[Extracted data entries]

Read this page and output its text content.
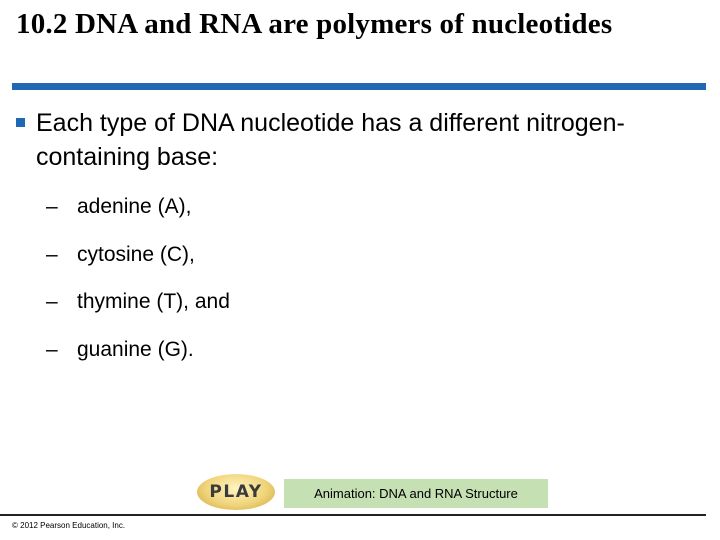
10.2 DNA and RNA are polymers of nucleotides
Each type of DNA nucleotide has a different nitrogen-containing base:
– adenine (A),
– cytosine (C),
– thymine (T), and
– guanine (G).
PLAY	Animation: DNA and RNA Structure
© 2012 Pearson Education, Inc.
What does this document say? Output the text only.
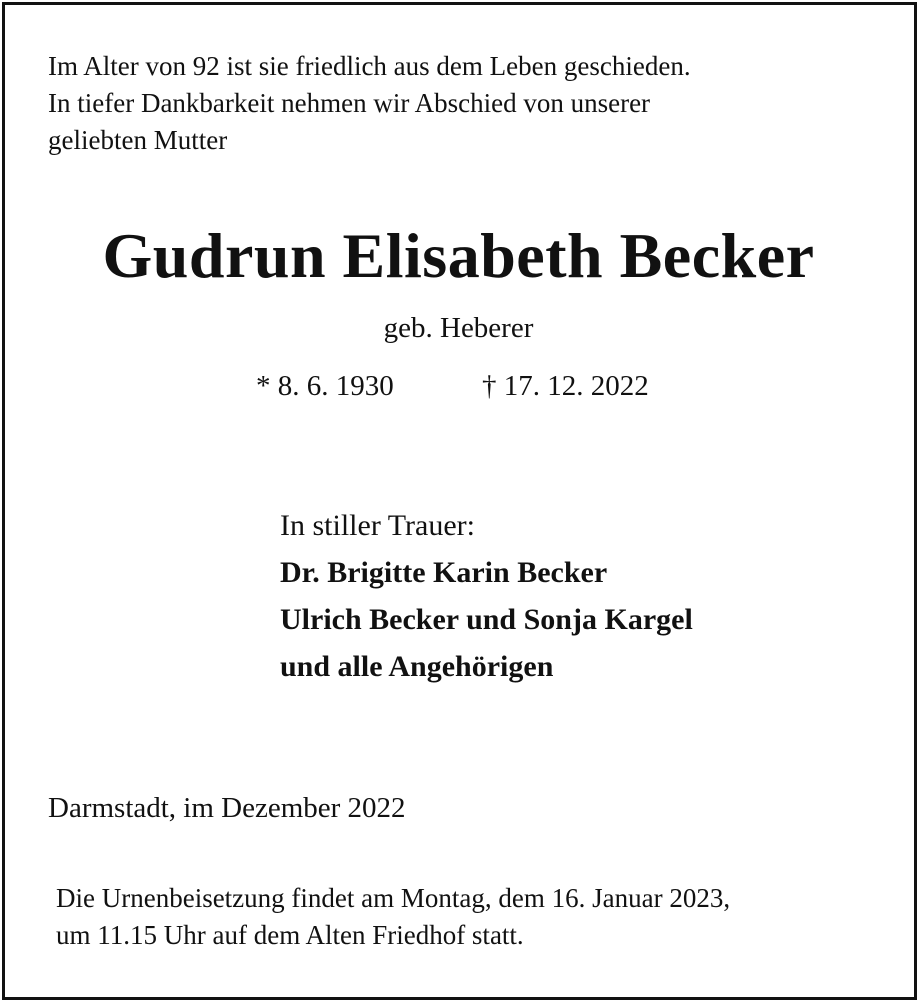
Im Alter von 92 ist sie friedlich aus dem Leben geschieden.
In tiefer Dankbarkeit nehmen wir Abschied von unserer
geliebten Mutter

Gudrun Elisabeth Becker
geb. Heberer
* 8. 6. 1930	† 17. 12. 2022
In stiller Trauer:
Dr. Brigitte Karin Becker
Ulrich Becker und Sonja Kargel
und alle Angehörigen
Darmstadt, im Dezember 2022

Die Urnenbeisetzung findet am Montag, dem 16. Januar 2023,
um 11.15 Uhr auf dem Alten Friedhof statt.
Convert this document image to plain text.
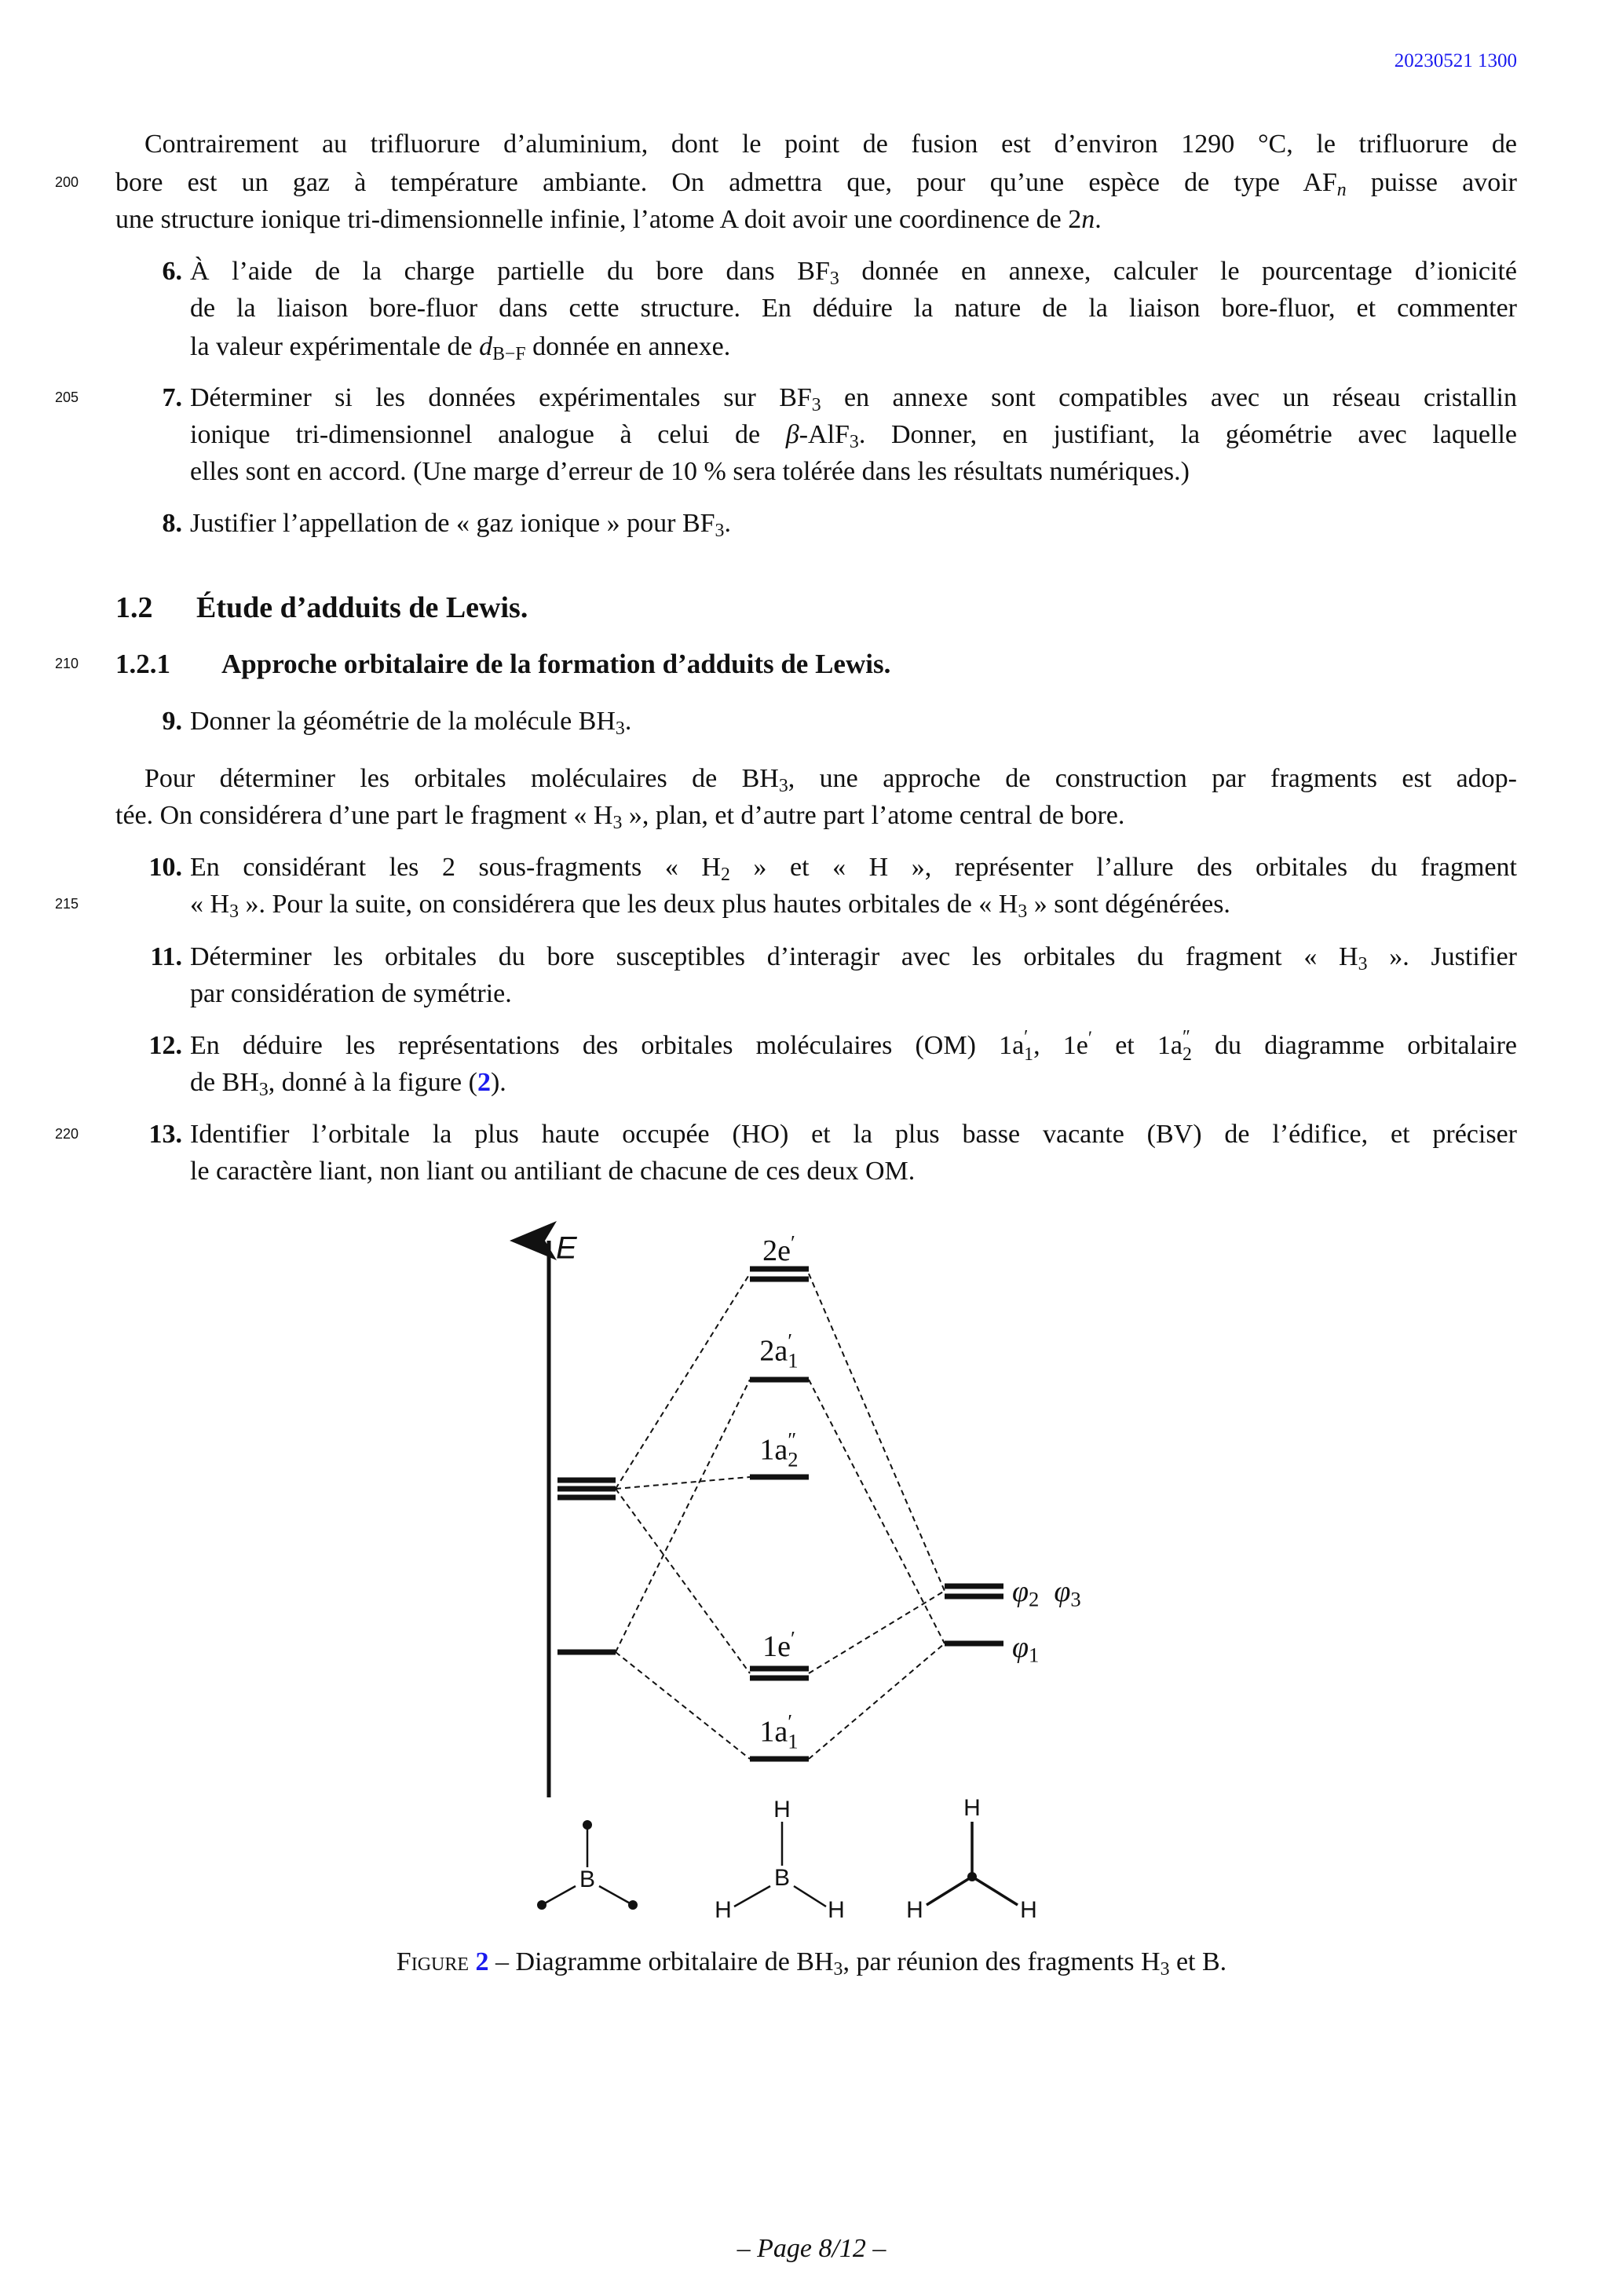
20230521 1300
200
205
210
215
220
Contrairement au trifluorure d’aluminium, dont le point de fusion est d’environ 1290 °C, le trifluorure de
bore est un gaz à température ambiante. On admettra que, pour qu’une espèce de type $AF_n$ puisse avoir
une structure ionique tri-dimensionnelle infinie, l’atome A doit avoir une coordinence de 2n.
6. À l’aide de la charge partielle du bore dans $BF_3$ donnée en annexe, calculer le pourcentage d’ionicité
de la liaison bore-fluor dans cette structure. En déduire la nature de la liaison bore-fluor, et commenter
la valeur expérimentale de $d_{B-F}$ donnée en annexe.
7. Déterminer si les données expérimentales sur $BF_3$ en annexe sont compatibles avec un réseau cristallin
ionique tri-dimensionnel analogue à celui de β-AlF$_3$. Donner, en justifiant, la géométrie avec laquelle
elles sont en accord. (Une marge d’erreur de 10 % sera tolérée dans les résultats numériques.)
8. Justifier l’appellation de « gaz ionique » pour $BF_3$.
1.2 Étude d’adduits de Lewis.
1.2.1 Approche orbitalaire de la formation d’adduits de Lewis.
9. Donner la géométrie de la molécule $BH_3$.
Pour déterminer les orbitales moléculaires de $BH_3$, une approche de construction par fragments est adop-
tée. On considérera d’une part le fragment « $H_3$ », plan, et d’autre part l’atome central de bore.
10. En considérant les 2 sous-fragments « $H_2$ » et « H », représenter l’allure des orbitales du fragment
« $H_3$ ». Pour la suite, on considérera que les deux plus hautes orbitales de « $H_3$ » sont dégénérées.
11. Déterminer les orbitales du bore susceptibles d’interagir avec les orbitales du fragment « $H_3$ ». Justifier
par considération de symétrie.
12. En déduire les représentations des orbitales moléculaires (OM) 1a ′
1 , 1e′ et 1a ″
2 du diagramme orbitalaire
de $BH_3$, donné à la figure (2).
13. Identifier l’orbitale la plus haute occupée (HO) et la plus basse vacante (BV) de l’édifice, et préciser
le caractère liant, non liant ou antiliant de chacune de ces deux OM.
E	2e′
2a ′
1
1a ″
2
1e′
1a ′
1
$\varphi_2$ $\varphi_3$
$\varphi_1$
B	B
H
H	H
H
H	H
Figure 2 – Diagramme orbitalaire de $BH_3$, par réunion des fragments $H_3$ et B.
– Page 8/12 –
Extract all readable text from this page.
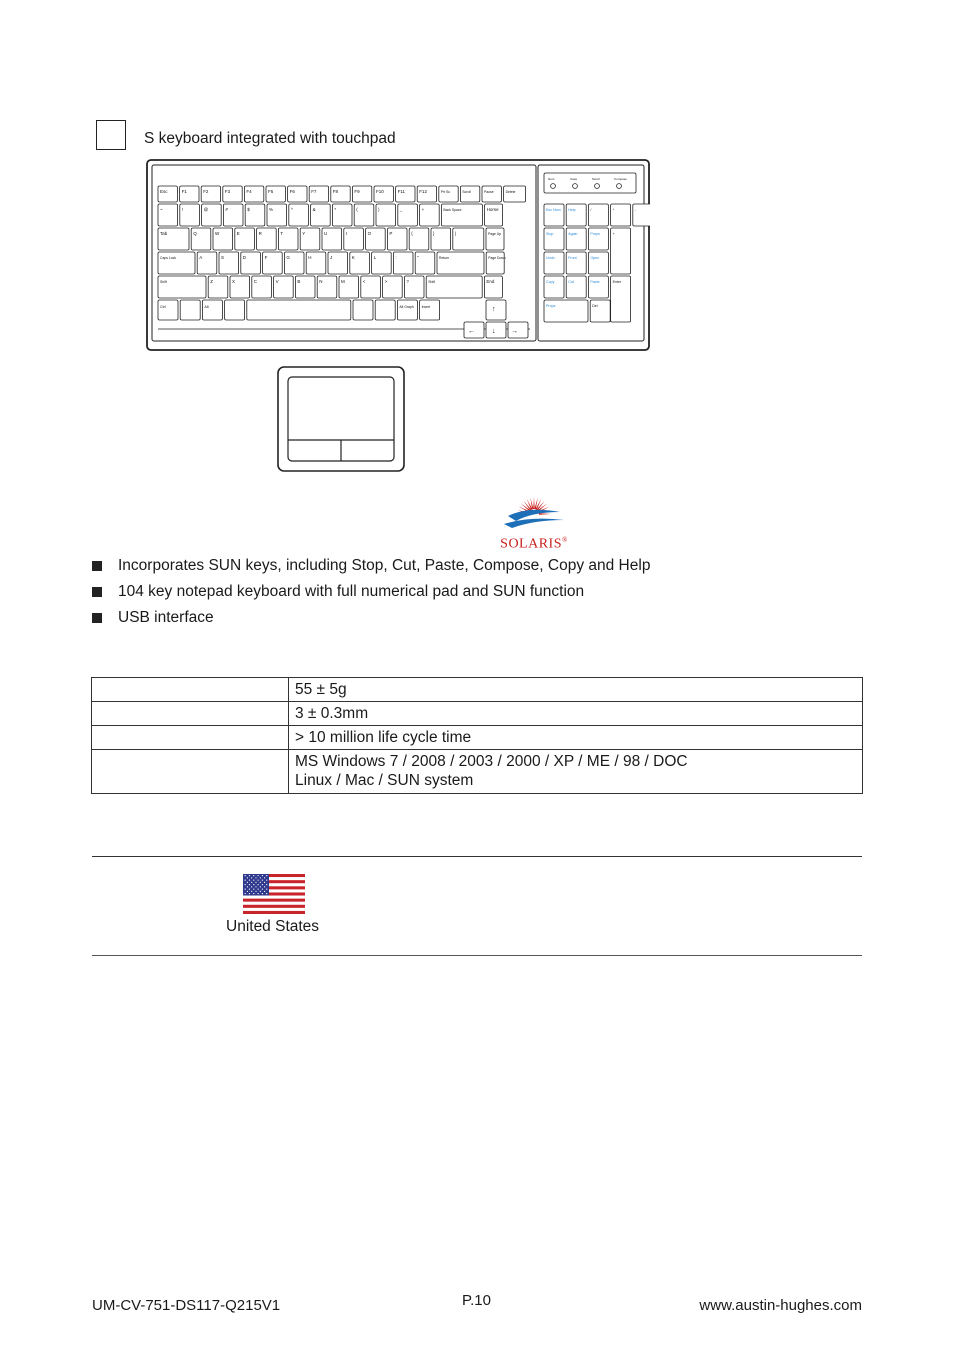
S keyboard integrated with touchpad
Esc	F1	F2	F3	F4	F5	F6	F7	F8	F9	F10	F11	F12	Prt Sc	Scroll	Pause	Delete
~	!	@	#	$	%	^	&	*	(	)	_	+	Back Space	Home
Tab	Q	W	E	R	T	Y	U	I	O	P	{	}	|	Page Up
Caps Lock	A	S	D	F	G	H	J	K	L	:	"	Return	Page Down
Shift	Z	X	C	V	B	N	M	<	>	?	Shift	End
Ctrl	Alt	Alt Graph Insert	↑
← ↓ →
Num	Caps	Scroll	Compose
Esc Num Help	/	*	-
Stop	Again	Props	+
Undo	Front	Open
Copy	Cut	Paste	Enter
Props	Del
SOLARIS®
Incorporates SUN keys, including Stop, Cut, Paste, Compose, Copy and Help
104 key notepad keyboard with full numerical pad and SUN function
USB interface
	55 ± 5g
	3 ± 0.3mm
	> 10 million life cycle time

	MS Windows 7 / 2008 / 2003 / 2000 / XP / ME / 98 / DOC
Linux / Mac / SUN system
United States
UM-CV-751-DS117-Q215V1	P.10	www.austin-hughes.com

# [WORK INSTRUCTIONS]
Find the line containing "Extract all readable text from this page.", then extract it and every line after it to the end of the data above, exactly and nothing else, without pictures.

# [RESULT]
Extract all readable text from this page.
S keyboard integrated with touchpad
Esc	F1	F2	F3	F4	F5	F6	F7	F8	F9	F10	F11	F12	Prt Sc	Scroll	Pause	Delete
~	!	@	#	$	%	^	&	*	(	)	_	+	Back Space	Home
Tab	Q	W	E	R	T	Y	U	I	O	P	{	}	|	Page Up
Caps Lock	A	S	D	F	G	H	J	K	L	:	"	Return	Page Down
Shift	Z	X	C	V	B	N	M	<	>	?	Shift	End
Ctrl	Alt	Alt Graph Insert	↑
← ↓ →
Num	Caps	Scroll	Compose
Esc Num Help	/	*	-
Stop	Again	Props	+
Undo	Front	Open
Copy	Cut	Paste	Enter
Props	Del
SOLARIS®
Incorporates SUN keys, including Stop, Cut, Paste, Compose, Copy and Help
104 key notepad keyboard with full numerical pad and SUN function
USB interface
	55 ± 5g
	3 ± 0.3mm
	> 10 million life cycle time

	MS Windows 7 / 2008 / 2003 / 2000 / XP / ME / 98 / DOC
Linux / Mac / SUN system
United States
UM-CV-751-DS117-Q215V1	P.10	www.austin-hughes.com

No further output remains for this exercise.